(Exercise materials begins)
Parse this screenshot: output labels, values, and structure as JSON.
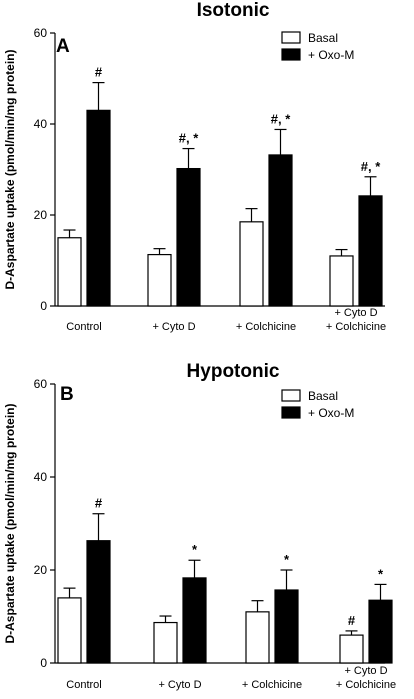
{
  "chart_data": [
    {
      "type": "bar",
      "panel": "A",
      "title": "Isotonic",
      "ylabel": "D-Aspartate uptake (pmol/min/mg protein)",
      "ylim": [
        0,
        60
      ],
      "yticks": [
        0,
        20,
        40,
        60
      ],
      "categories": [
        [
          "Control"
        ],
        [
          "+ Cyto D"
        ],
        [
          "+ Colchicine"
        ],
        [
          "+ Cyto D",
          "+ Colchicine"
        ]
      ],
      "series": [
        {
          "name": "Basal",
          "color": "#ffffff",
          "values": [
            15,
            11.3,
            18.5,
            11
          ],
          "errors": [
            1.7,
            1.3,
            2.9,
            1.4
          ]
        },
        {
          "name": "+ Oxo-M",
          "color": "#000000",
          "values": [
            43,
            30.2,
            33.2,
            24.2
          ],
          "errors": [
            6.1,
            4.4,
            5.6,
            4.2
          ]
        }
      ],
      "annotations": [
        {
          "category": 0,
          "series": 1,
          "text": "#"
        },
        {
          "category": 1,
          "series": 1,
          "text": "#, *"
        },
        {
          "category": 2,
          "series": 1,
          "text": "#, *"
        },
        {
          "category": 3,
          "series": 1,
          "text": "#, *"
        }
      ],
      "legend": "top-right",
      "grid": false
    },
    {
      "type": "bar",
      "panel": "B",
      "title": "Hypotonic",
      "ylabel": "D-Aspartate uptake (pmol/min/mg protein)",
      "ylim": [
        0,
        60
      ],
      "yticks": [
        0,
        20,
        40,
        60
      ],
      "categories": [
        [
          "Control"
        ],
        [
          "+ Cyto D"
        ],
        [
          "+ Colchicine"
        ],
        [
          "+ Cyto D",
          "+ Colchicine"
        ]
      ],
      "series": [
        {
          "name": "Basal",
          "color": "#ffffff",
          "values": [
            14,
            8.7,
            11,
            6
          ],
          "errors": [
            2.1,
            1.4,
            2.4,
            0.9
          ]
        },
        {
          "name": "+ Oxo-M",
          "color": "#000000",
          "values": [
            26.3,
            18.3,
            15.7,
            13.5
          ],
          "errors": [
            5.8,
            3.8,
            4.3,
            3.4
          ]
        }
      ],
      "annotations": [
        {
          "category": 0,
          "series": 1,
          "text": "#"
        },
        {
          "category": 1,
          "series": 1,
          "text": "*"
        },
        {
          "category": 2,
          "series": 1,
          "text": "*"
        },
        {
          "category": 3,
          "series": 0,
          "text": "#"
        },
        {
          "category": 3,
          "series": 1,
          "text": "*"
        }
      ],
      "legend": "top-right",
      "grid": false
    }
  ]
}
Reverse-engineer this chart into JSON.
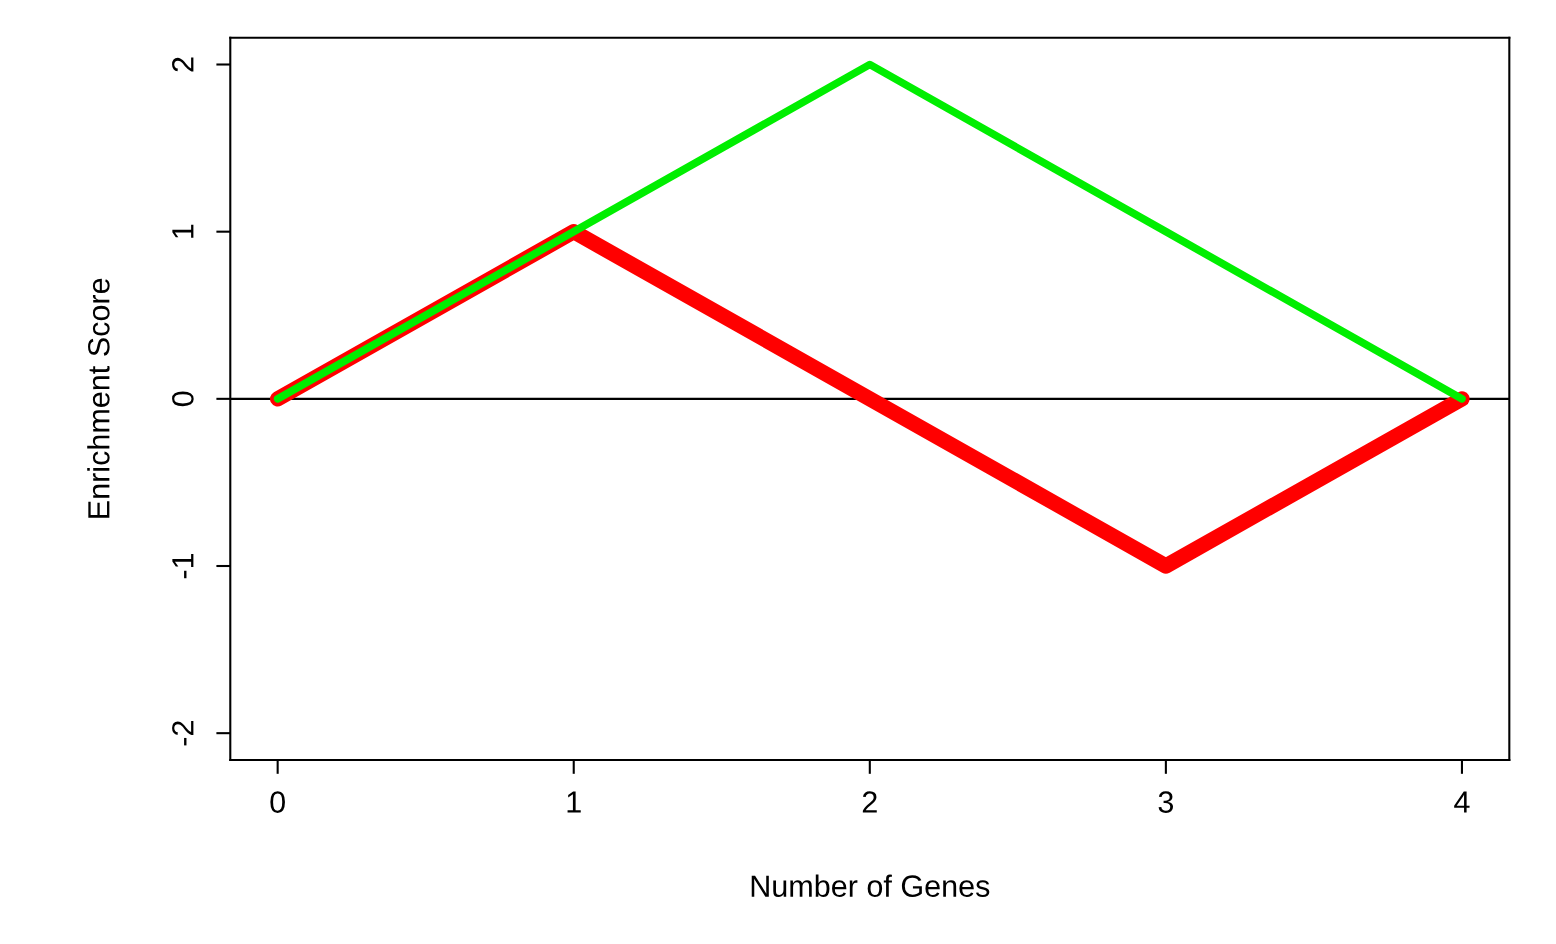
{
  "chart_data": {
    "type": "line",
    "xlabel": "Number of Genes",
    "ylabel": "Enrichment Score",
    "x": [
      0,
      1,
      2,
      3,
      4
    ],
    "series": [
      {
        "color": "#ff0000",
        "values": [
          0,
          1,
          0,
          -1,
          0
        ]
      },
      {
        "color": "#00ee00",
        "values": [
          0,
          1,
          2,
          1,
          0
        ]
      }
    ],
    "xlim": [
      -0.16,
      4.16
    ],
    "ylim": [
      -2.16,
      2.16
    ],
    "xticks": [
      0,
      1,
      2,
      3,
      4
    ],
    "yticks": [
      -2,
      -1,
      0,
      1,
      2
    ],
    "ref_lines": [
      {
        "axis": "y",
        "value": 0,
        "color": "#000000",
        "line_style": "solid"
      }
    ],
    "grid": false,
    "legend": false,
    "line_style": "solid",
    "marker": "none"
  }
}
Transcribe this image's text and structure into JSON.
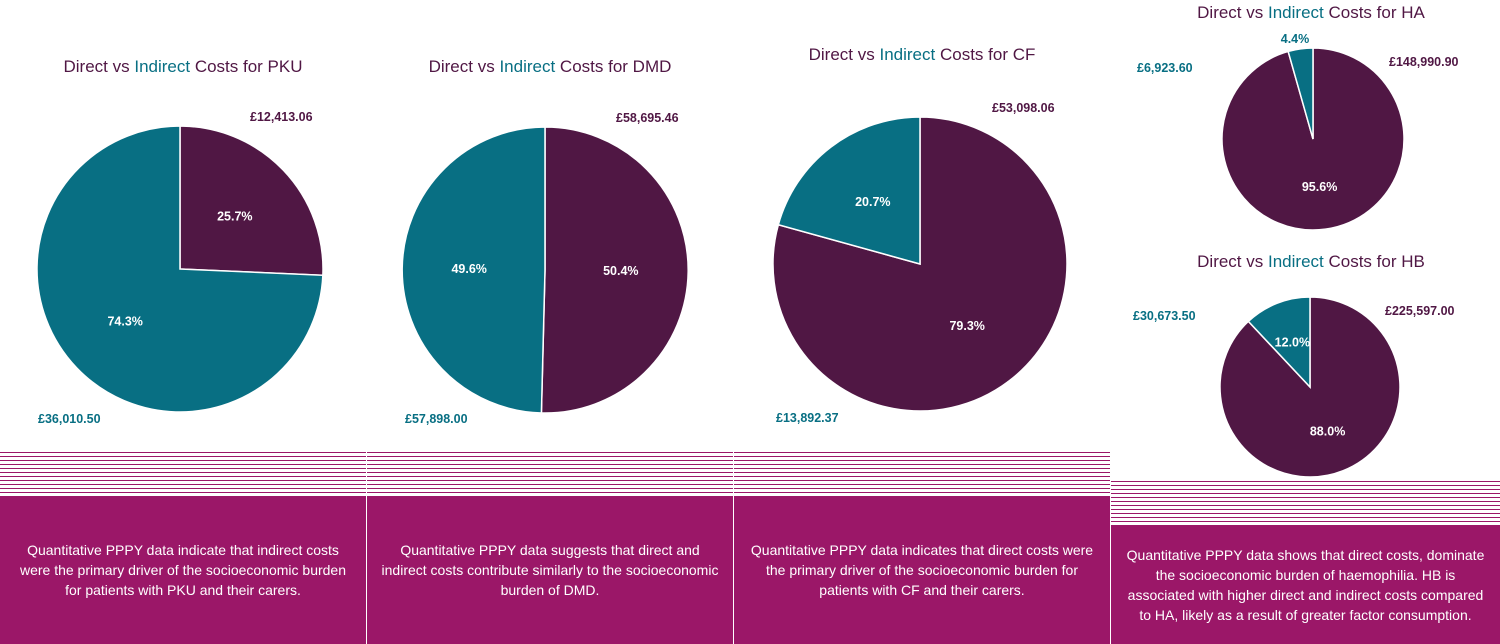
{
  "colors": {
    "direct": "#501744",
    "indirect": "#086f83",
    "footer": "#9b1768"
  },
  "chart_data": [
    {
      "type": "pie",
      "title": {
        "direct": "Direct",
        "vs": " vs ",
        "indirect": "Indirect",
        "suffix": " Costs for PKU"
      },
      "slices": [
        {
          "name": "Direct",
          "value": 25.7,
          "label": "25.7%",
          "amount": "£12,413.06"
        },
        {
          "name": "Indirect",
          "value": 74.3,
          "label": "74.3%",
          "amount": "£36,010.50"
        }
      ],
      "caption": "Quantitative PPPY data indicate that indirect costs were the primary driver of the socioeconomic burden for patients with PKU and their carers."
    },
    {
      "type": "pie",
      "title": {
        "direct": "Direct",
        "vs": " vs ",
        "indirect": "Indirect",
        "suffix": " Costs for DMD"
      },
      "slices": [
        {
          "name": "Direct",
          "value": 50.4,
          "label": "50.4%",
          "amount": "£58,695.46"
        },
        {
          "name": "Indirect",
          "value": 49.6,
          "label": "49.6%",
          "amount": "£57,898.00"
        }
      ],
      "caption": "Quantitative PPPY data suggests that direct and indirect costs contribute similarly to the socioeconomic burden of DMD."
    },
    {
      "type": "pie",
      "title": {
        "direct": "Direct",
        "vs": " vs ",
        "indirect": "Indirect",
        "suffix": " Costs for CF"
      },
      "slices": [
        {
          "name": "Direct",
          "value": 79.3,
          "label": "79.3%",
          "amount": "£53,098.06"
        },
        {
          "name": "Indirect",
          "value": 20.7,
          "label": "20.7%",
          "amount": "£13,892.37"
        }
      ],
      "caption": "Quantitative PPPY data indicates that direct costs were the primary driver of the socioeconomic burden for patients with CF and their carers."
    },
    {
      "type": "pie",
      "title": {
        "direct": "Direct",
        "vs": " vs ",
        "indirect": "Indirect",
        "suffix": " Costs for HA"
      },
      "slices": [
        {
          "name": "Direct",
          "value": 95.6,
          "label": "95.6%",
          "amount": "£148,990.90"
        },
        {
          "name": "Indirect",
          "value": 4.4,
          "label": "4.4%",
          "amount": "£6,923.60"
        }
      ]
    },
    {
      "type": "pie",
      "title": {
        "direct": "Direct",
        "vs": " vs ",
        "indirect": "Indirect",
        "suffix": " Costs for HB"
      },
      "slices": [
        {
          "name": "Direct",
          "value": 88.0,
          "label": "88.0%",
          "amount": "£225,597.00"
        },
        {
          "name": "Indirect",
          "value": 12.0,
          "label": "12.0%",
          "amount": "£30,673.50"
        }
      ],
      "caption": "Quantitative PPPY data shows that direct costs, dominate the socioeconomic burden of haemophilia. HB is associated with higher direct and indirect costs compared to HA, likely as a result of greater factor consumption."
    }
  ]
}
(Exercise materials ends)
The task —
Could you report how many lines of the entries include the word "driver"? Only the number is needed.

Finished task —
2